[Layout records]
►

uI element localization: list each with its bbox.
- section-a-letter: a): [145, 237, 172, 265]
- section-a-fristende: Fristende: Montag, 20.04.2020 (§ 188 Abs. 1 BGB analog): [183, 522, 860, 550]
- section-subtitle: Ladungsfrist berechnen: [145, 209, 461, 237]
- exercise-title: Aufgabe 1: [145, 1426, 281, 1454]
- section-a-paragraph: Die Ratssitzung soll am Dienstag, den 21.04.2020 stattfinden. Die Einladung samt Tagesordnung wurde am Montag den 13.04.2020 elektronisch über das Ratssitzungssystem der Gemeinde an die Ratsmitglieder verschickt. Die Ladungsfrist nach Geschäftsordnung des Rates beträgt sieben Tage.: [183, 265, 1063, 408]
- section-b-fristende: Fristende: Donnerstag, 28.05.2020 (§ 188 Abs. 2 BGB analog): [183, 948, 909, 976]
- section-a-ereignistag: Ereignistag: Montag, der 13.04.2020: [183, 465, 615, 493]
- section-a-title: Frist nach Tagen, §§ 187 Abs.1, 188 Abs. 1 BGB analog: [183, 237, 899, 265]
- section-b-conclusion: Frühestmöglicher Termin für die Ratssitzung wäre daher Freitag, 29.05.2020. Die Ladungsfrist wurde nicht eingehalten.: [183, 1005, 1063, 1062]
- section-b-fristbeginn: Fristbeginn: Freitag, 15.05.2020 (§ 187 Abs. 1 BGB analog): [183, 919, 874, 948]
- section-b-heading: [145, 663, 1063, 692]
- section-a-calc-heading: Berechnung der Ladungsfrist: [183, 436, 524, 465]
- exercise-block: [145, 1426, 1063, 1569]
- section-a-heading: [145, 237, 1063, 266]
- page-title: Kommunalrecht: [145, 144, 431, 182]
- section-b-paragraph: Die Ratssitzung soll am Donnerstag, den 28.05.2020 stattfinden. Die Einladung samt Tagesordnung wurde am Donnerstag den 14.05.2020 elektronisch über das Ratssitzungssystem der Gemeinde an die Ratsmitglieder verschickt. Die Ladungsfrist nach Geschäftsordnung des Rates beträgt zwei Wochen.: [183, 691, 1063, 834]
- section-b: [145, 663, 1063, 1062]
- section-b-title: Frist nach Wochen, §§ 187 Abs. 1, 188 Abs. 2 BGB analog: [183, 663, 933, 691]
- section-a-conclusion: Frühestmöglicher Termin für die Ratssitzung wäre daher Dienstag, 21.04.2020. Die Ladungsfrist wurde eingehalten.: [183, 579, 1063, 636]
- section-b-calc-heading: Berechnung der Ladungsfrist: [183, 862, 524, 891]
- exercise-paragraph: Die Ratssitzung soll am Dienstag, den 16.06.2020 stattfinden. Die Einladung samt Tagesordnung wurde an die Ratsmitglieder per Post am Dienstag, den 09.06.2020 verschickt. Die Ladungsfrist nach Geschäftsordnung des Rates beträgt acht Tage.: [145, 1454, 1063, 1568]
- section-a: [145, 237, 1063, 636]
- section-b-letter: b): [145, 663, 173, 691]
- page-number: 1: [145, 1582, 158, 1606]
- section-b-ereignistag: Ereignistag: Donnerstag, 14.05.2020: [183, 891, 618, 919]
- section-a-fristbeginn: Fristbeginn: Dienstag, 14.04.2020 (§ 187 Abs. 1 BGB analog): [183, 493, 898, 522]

◄

▸ **STATED EXERCISE**
Set out the lines of the layout records above as a numbered list, leaving out any blank lines.

▸ **EXERCISE RESPONSE**
1. uI element localization: list each with its bbox.
2. - section-a-letter: a): [145, 237, 172, 265]
3. - section-a-fristende: Fristende: Montag, 20.04.2020 (§ 188 Abs. 1 BGB analog): [183, 522, 860, 550]
4. - section-subtitle: Ladungsfrist berechnen: [145, 209, 461, 237]
5. - exercise-title: Aufgabe 1: [145, 1426, 281, 1454]
6. - section-a-paragraph: Die Ratssitzung soll am Dienstag, den 21.04.2020 stattfinden. Die Einladung samt Tagesordnung wurde am Montag den 13.04.2020 elektronisch über das Ratssitzungssystem der Gemeinde an die Ratsmitglieder verschickt. Die Ladungsfrist nach Geschäftsordnung des Rates beträgt sieben Tage.: [183, 265, 1063, 408]
7. - section-b-fristende: Fristende: Donnerstag, 28.05.2020 (§ 188 Abs. 2 BGB analog): [183, 948, 909, 976]
8. - section-a-ereignistag: Ereignistag: Montag, der 13.04.2020: [183, 465, 615, 493]
9. - section-a-title: Frist nach Tagen, §§ 187 Abs.1, 188 Abs. 1 BGB analog: [183, 237, 899, 265]
10. - section-b-conclusion: Frühestmöglicher Termin für die Ratssitzung wäre daher Freitag, 29.05.2020. Die Ladungsfrist wurde nicht eingehalten.: [183, 1005, 1063, 1062]
11. - section-b-fristbeginn: Fristbeginn: Freitag, 15.05.2020 (§ 187 Abs. 1 BGB analog): [183, 919, 874, 948]
12. - section-b-heading: [145, 663, 1063, 692]
13. - section-a-calc-heading: Berechnung der Ladungsfrist: [183, 436, 524, 465]
14. - exercise-block: [145, 1426, 1063, 1569]
15. - section-a-heading: [145, 237, 1063, 266]
16. - page-title: Kommunalrecht: [145, 144, 431, 182]
17. - section-b-paragraph: Die Ratssitzung soll am Donnerstag, den 28.05.2020 stattfinden. Die Einladung samt Tagesordnung wurde am Donnerstag den 14.05.2020 elektronisch über das Ratssitzungssystem der Gemeinde an die Ratsmitglieder verschickt. Die Ladungsfrist nach Geschäftsordnung des Rates beträgt zwei Wochen.: [183, 691, 1063, 834]
18. - section-b: [145, 663, 1063, 1062]
19. - section-b-title: Frist nach Wochen, §§ 187 Abs. 1, 188 Abs. 2 BGB analog: [183, 663, 933, 691]
20. - section-a-conclusion: Frühestmöglicher Termin für die Ratssitzung wäre daher Dienstag, 21.04.2020. Die Ladungsfrist wurde eingehalten.: [183, 579, 1063, 636]
21. - section-b-calc-heading: Berechnung der Ladungsfrist: [183, 862, 524, 891]
22. - exercise-paragraph: Die Ratssitzung soll am Dienstag, den 16.06.2020 stattfinden. Die Einladung samt Tagesordnung wurde an die Ratsmitglieder per Post am Dienstag, den 09.06.2020 verschickt. Die Ladungsfrist nach Geschäftsordnung des Rates beträgt acht Tage.: [145, 1454, 1063, 1568]
23. - section-a: [145, 237, 1063, 636]
24. - section-b-letter: b): [145, 663, 173, 691]
25. - page-number: 1: [145, 1582, 158, 1606]
26. - section-b-ereignistag: Ereignistag: Donnerstag, 14.05.2020: [183, 891, 618, 919]
27. - section-a-fristbeginn: Fristbeginn: Dienstag, 14.04.2020 (§ 187 Abs. 1 BGB analog): [183, 493, 898, 522]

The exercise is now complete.